■ **TASK INSTRUCTIONS**: Extract every line from the records below that contains the word "frac".

==== INFORMATION SUPPLIED

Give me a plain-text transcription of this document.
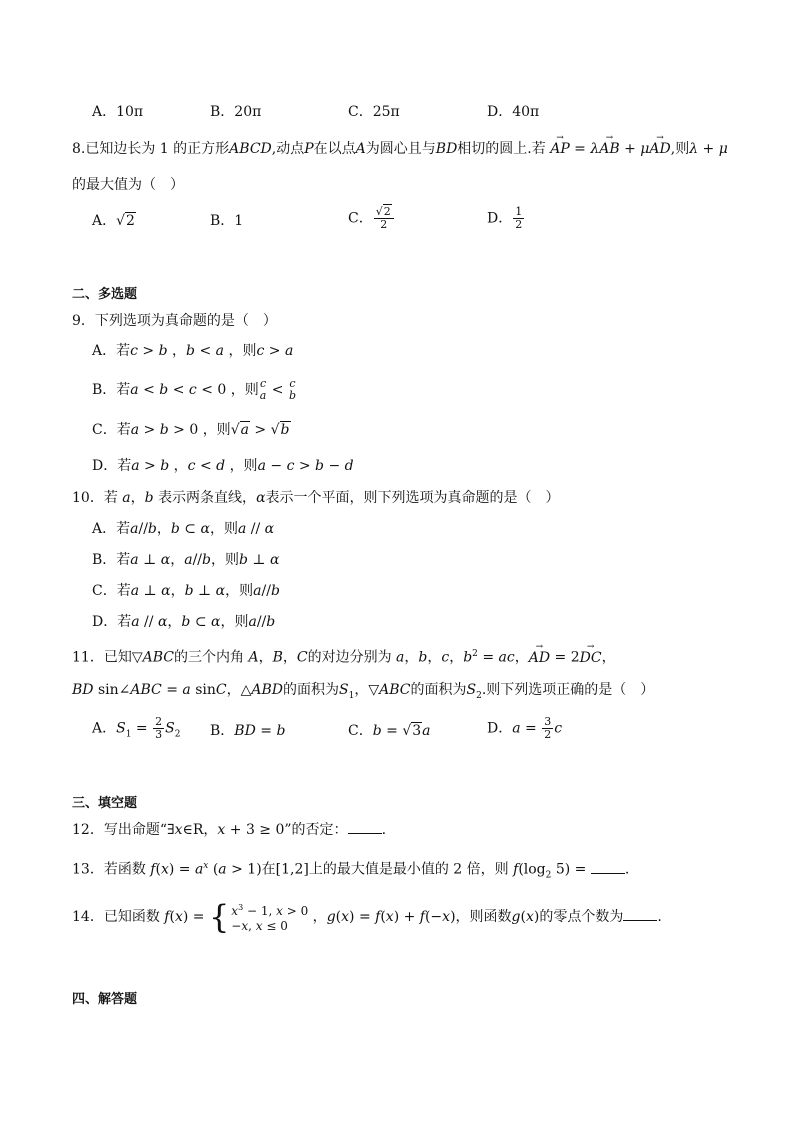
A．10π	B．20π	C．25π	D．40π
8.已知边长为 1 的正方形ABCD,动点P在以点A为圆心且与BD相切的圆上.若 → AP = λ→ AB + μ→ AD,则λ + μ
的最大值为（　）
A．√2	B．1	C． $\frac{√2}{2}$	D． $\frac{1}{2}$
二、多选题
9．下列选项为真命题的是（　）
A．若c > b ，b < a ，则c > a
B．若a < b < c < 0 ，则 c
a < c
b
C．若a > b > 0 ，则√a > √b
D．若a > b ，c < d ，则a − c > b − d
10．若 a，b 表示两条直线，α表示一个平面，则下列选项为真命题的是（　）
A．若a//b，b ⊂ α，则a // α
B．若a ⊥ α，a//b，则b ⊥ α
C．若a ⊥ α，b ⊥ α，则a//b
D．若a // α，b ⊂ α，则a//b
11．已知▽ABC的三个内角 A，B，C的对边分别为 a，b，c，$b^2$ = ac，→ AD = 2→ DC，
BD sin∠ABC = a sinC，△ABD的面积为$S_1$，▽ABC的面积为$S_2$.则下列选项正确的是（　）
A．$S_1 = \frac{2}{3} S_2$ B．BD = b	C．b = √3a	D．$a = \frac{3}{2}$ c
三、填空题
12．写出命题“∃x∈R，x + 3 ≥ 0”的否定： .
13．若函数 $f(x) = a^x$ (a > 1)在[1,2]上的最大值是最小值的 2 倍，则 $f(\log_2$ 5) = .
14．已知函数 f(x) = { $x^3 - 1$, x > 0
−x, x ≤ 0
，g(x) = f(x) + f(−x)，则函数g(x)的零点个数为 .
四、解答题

========
==== INFORMATION SUPPLIED

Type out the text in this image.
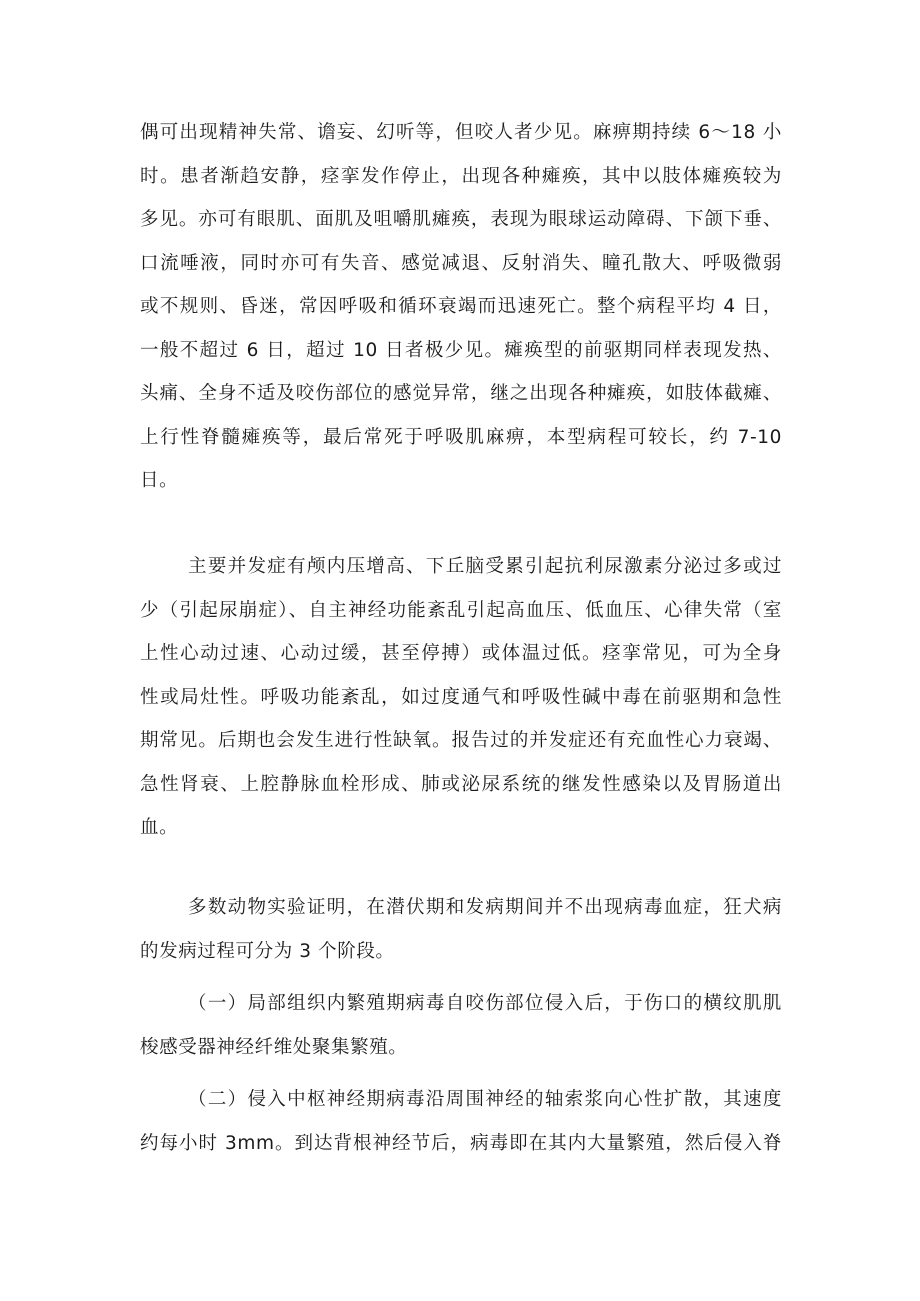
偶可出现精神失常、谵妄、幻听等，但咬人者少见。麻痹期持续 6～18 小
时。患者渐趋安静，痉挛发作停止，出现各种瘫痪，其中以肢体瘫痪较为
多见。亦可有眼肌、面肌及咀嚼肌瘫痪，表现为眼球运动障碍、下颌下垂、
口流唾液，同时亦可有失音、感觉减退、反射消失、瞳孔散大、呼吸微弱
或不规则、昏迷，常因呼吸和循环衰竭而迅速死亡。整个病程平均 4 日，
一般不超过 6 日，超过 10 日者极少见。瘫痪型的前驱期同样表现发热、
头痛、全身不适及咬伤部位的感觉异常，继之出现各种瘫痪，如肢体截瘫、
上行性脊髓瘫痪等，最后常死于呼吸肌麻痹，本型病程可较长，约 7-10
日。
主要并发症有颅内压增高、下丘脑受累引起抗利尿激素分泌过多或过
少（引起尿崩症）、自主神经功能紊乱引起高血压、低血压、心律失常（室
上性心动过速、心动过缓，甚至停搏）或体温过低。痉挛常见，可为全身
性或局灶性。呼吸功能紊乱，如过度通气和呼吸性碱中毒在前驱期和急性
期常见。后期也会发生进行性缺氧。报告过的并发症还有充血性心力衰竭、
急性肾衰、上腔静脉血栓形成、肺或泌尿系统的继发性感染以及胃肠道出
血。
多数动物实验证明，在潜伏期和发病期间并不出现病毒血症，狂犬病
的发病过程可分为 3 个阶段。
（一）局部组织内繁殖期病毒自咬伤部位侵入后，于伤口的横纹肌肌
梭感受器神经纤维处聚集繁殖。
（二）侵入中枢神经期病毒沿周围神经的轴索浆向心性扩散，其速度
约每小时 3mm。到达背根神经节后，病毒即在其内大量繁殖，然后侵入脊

========

■ **EXERCISE RESPONSE**:
A．√2	B．1	C． $\frac{√2}{2}$	D． $\frac{1}{2}$
A．$S_1 = \frac{2}{3} S_2$ B．BD = b	C．b = √3a	D．$a = \frac{3}{2}$ c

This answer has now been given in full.